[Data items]
───

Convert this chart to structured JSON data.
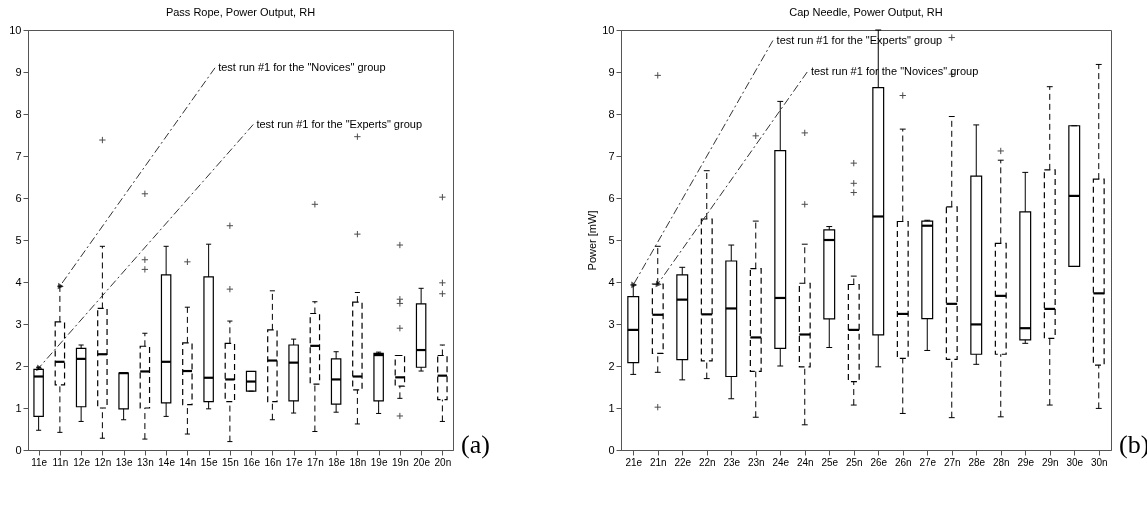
{
  "chart_data": [
    {
      "type": "box",
      "title": "Pass Rope, Power Output, RH",
      "categories": [
        "11e",
        "11n",
        "12e",
        "12n",
        "13e",
        "13n",
        "14e",
        "14n",
        "15e",
        "15n",
        "16e",
        "16n",
        "17e",
        "17n",
        "18e",
        "18n",
        "19e",
        "19n",
        "20e",
        "20n"
      ],
      "ylim": [
        0,
        10
      ],
      "yticks": [
        0,
        1,
        2,
        3,
        4,
        5,
        6,
        7,
        8,
        9,
        10
      ],
      "series": [
        {
          "color": "#000000",
          "line_style": "solid",
          "boxes": [
            {
              "low": 0.47,
              "q1": 0.8,
              "median": 1.75,
              "q3": 1.92,
              "high": 1.97
            },
            null,
            {
              "low": 0.68,
              "q1": 1.03,
              "median": 2.17,
              "q3": 2.42,
              "high": 2.5
            },
            null,
            {
              "low": 0.72,
              "q1": 0.98,
              "median": 1.83,
              "q3": 1.83,
              "high": 1.83
            },
            null,
            {
              "low": 0.8,
              "q1": 1.12,
              "median": 2.1,
              "q3": 4.17,
              "high": 4.85
            },
            null,
            {
              "low": 0.98,
              "q1": 1.15,
              "median": 1.72,
              "q3": 4.12,
              "high": 4.9
            },
            null,
            {
              "low": 1.4,
              "q1": 1.4,
              "median": 1.63,
              "q3": 1.87,
              "high": 1.87
            },
            null,
            {
              "low": 0.88,
              "q1": 1.17,
              "median": 2.08,
              "q3": 2.5,
              "high": 2.64
            },
            null,
            {
              "low": 0.9,
              "q1": 1.09,
              "median": 1.68,
              "q3": 2.17,
              "high": 2.34
            },
            null,
            {
              "low": 0.87,
              "q1": 1.17,
              "median": 2.26,
              "q3": 2.3,
              "high": 2.33
            },
            null,
            {
              "low": 1.88,
              "q1": 1.97,
              "median": 2.38,
              "q3": 3.48,
              "high": 3.85
            },
            null
          ]
        },
        {
          "color": "#000000",
          "line_style": "dashed",
          "boxes": [
            null,
            {
              "low": 0.42,
              "q1": 1.55,
              "median": 2.1,
              "q3": 3.05,
              "high": 3.9
            },
            null,
            {
              "low": 0.28,
              "q1": 1.0,
              "median": 2.28,
              "q3": 3.37,
              "high": 4.85,
              "outliers": [
                7.38
              ]
            },
            null,
            {
              "low": 0.26,
              "q1": 1.0,
              "median": 1.87,
              "q3": 2.47,
              "high": 2.78,
              "outliers": [
                6.1,
                4.53,
                4.3
              ]
            },
            null,
            {
              "low": 0.38,
              "q1": 1.08,
              "median": 1.88,
              "q3": 2.55,
              "high": 3.4,
              "outliers": [
                4.48
              ]
            },
            null,
            {
              "low": 0.2,
              "q1": 1.15,
              "median": 1.68,
              "q3": 2.54,
              "high": 3.07,
              "outliers": [
                5.34,
                3.83
              ]
            },
            null,
            {
              "low": 0.72,
              "q1": 1.15,
              "median": 2.13,
              "q3": 2.86,
              "high": 3.79
            },
            null,
            {
              "low": 0.44,
              "q1": 1.57,
              "median": 2.48,
              "q3": 3.25,
              "high": 3.53,
              "outliers": [
                5.85
              ]
            },
            null,
            {
              "low": 0.62,
              "q1": 1.43,
              "median": 1.75,
              "q3": 3.52,
              "high": 3.75,
              "outliers": [
                7.46,
                5.14
              ]
            },
            null,
            {
              "low": 1.23,
              "q1": 1.52,
              "median": 1.73,
              "q3": 2.25,
              "high": 2.25,
              "outliers": [
                4.88,
                3.59,
                3.49,
                2.9,
                0.81
              ]
            },
            null,
            {
              "low": 0.68,
              "q1": 1.2,
              "median": 1.77,
              "q3": 2.25,
              "high": 2.5,
              "outliers": [
                6.02,
                3.98,
                3.72
              ]
            }
          ]
        }
      ],
      "annotations": [
        {
          "text": "test run #1 for the \"Novices\" group",
          "x": "11n",
          "y": 3.9
        },
        {
          "text": "test run #1 for the \"Experts\" group",
          "x": "11e",
          "y": 1.95
        },
        "(a)"
      ]
    },
    {
      "type": "box",
      "title": "Cap Needle, Power Output, RH",
      "ylabel": "Power [mW]",
      "categories": [
        "21e",
        "21n",
        "22e",
        "22n",
        "23e",
        "23n",
        "24e",
        "24n",
        "25e",
        "25n",
        "26e",
        "26n",
        "27e",
        "27n",
        "28e",
        "28n",
        "29e",
        "29n",
        "30e",
        "30n"
      ],
      "ylim": [
        0,
        10
      ],
      "yticks": [
        0,
        1,
        2,
        3,
        4,
        5,
        6,
        7,
        8,
        9,
        10
      ],
      "series": [
        {
          "color": "#000000",
          "line_style": "solid",
          "boxes": [
            {
              "low": 1.8,
              "q1": 2.08,
              "median": 2.86,
              "q3": 3.65,
              "high": 3.93
            },
            null,
            {
              "low": 1.67,
              "q1": 2.15,
              "median": 3.58,
              "q3": 4.17,
              "high": 4.35
            },
            null,
            {
              "low": 1.22,
              "q1": 1.75,
              "median": 3.37,
              "q3": 4.5,
              "high": 4.88
            },
            null,
            {
              "low": 2.0,
              "q1": 2.42,
              "median": 3.62,
              "q3": 7.13,
              "high": 8.3
            },
            null,
            {
              "low": 2.44,
              "q1": 3.12,
              "median": 5.0,
              "q3": 5.24,
              "high": 5.32
            },
            null,
            {
              "low": 1.98,
              "q1": 2.74,
              "median": 5.56,
              "q3": 8.63,
              "high": 10
            },
            null,
            {
              "low": 2.37,
              "q1": 3.13,
              "median": 5.34,
              "q3": 5.45,
              "high": 5.47
            },
            null,
            {
              "low": 2.04,
              "q1": 2.28,
              "median": 2.99,
              "q3": 6.52,
              "high": 7.74
            },
            null,
            {
              "low": 2.54,
              "q1": 2.62,
              "median": 2.9,
              "q3": 5.67,
              "high": 6.61
            },
            null,
            {
              "low": 4.37,
              "q1": 4.37,
              "median": 6.05,
              "q3": 7.72,
              "high": 7.72
            },
            null
          ]
        },
        {
          "color": "#000000",
          "line_style": "dashed",
          "boxes": [
            null,
            {
              "low": 1.85,
              "q1": 2.3,
              "median": 3.22,
              "q3": 3.95,
              "high": 4.85,
              "outliers": [
                8.92,
                1.02
              ]
            },
            null,
            {
              "low": 1.7,
              "q1": 2.12,
              "median": 3.23,
              "q3": 5.5,
              "high": 6.65
            },
            null,
            {
              "low": 0.78,
              "q1": 1.87,
              "median": 2.68,
              "q3": 4.32,
              "high": 5.45,
              "outliers": [
                7.48
              ]
            },
            null,
            {
              "low": 0.6,
              "q1": 1.98,
              "median": 2.75,
              "q3": 3.97,
              "high": 4.9,
              "outliers": [
                7.55,
                5.85
              ]
            },
            null,
            {
              "low": 1.07,
              "q1": 1.63,
              "median": 2.86,
              "q3": 3.94,
              "high": 4.14,
              "outliers": [
                6.83,
                6.35,
                6.13
              ]
            },
            null,
            {
              "low": 0.87,
              "q1": 2.18,
              "median": 3.24,
              "q3": 5.44,
              "high": 7.64,
              "outliers": [
                8.44
              ]
            },
            null,
            {
              "low": 0.77,
              "q1": 2.16,
              "median": 3.48,
              "q3": 5.79,
              "high": 7.94,
              "outliers": [
                9.82,
                8.95
              ]
            },
            null,
            {
              "low": 0.79,
              "q1": 2.28,
              "median": 3.67,
              "q3": 4.92,
              "high": 6.9,
              "outliers": [
                7.12
              ]
            },
            null,
            {
              "low": 1.07,
              "q1": 2.66,
              "median": 3.36,
              "q3": 6.67,
              "high": 8.65
            },
            null,
            {
              "low": 0.99,
              "q1": 2.02,
              "median": 3.73,
              "q3": 6.45,
              "high": 9.18
            }
          ]
        }
      ],
      "annotations": [
        {
          "text": "test run #1 for the \"Experts\" group",
          "x": "21e",
          "y": 3.93
        },
        {
          "text": "test run #1 for the \"Novices\" group",
          "x": "21n",
          "y": 3.95
        },
        "(b)"
      ]
    }
  ]
}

───

WHAT YOU ARE ASKED TO DO: Look through the entries above for the word "Output". Copy every line where it shows up.

WRITTEN SOLUTION:
      "title": "Pass Rope, Power Output, RH",
      "title": "Cap Needle, Power Output, RH",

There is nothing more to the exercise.